WHAT YOU ARE ASKED TO DO - Pick out each line containing the string "dokumentów".

***** MATERIAL

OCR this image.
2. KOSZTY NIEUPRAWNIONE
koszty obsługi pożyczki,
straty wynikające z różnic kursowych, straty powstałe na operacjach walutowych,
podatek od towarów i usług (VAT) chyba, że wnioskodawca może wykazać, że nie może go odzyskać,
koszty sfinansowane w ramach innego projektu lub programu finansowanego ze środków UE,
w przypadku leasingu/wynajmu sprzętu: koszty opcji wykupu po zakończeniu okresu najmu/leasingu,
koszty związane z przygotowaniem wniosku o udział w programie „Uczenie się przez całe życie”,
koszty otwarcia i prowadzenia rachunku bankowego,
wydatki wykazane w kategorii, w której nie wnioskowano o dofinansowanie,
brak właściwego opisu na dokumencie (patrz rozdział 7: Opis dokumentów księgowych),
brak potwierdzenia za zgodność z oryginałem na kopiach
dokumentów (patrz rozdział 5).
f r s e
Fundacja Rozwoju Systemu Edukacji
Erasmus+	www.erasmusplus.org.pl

**********

SOLVED PROBLEM -
brak właściwego opisu na dokumencie (patrz rozdział 7: Opis dokumentów księgowych),
dokumentów (patrz rozdział 5).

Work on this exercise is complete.